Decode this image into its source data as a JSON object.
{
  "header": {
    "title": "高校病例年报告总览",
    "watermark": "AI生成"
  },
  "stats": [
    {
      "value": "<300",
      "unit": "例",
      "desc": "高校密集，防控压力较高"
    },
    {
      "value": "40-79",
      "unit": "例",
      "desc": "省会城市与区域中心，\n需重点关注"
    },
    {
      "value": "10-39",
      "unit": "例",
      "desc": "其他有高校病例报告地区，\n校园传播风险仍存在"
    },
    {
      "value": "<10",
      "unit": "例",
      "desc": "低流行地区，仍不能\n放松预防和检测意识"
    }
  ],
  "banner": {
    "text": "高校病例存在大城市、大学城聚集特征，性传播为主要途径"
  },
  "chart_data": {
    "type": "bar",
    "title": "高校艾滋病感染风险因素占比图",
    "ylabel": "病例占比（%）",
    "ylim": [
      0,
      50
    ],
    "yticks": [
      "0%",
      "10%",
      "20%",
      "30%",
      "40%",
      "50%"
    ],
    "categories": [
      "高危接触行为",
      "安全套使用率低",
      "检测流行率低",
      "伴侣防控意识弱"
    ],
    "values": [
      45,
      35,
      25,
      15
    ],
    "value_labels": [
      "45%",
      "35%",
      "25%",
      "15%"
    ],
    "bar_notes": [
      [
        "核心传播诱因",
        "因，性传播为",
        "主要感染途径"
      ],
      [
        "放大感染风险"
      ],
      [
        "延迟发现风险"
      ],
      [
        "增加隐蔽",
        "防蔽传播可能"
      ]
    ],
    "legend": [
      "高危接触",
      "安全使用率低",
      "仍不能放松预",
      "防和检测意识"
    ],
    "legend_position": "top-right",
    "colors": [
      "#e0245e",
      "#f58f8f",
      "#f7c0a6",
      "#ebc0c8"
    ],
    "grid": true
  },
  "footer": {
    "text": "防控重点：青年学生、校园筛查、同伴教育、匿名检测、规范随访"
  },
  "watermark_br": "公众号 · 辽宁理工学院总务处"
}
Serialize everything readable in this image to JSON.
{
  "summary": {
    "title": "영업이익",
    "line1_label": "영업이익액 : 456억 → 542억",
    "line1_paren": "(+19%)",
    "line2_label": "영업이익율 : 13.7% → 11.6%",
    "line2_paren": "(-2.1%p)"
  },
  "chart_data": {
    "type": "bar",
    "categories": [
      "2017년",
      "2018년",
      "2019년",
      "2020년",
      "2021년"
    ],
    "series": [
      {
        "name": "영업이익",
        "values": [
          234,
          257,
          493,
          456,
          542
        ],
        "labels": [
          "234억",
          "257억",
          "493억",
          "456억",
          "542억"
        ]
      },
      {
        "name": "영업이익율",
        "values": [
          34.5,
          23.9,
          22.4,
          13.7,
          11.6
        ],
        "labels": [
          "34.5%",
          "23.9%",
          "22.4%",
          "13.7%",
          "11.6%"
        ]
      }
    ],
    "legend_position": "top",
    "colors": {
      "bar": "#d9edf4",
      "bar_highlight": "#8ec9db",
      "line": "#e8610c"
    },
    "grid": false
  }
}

——————————

• WHAT IS REQUIRED
Reproduce the records above exactly, starting with the line that contains "Serialize everything readable" and ending with the last line.

• EXPECTED ANSWER
Serialize everything readable in this image to JSON.
{
  "summary": {
    "title": "영업이익",
    "line1_label": "영업이익액 : 456억 → 542억",
    "line1_paren": "(+19%)",
    "line2_label": "영업이익율 : 13.7% → 11.6%",
    "line2_paren": "(-2.1%p)"
  },
  "chart_data": {
    "type": "bar",
    "categories": [
      "2017년",
      "2018년",
      "2019년",
      "2020년",
      "2021년"
    ],
    "series": [
      {
        "name": "영업이익",
        "values": [
          234,
          257,
          493,
          456,
          542
        ],
        "labels": [
          "234억",
          "257억",
          "493억",
          "456억",
          "542억"
        ]
      },
      {
        "name": "영업이익율",
        "values": [
          34.5,
          23.9,
          22.4,
          13.7,
          11.6
        ],
        "labels": [
          "34.5%",
          "23.9%",
          "22.4%",
          "13.7%",
          "11.6%"
        ]
      }
    ],
    "legend_position": "top",
    "colors": {
      "bar": "#d9edf4",
      "bar_highlight": "#8ec9db",
      "line": "#e8610c"
    },
    "grid": false
  }
}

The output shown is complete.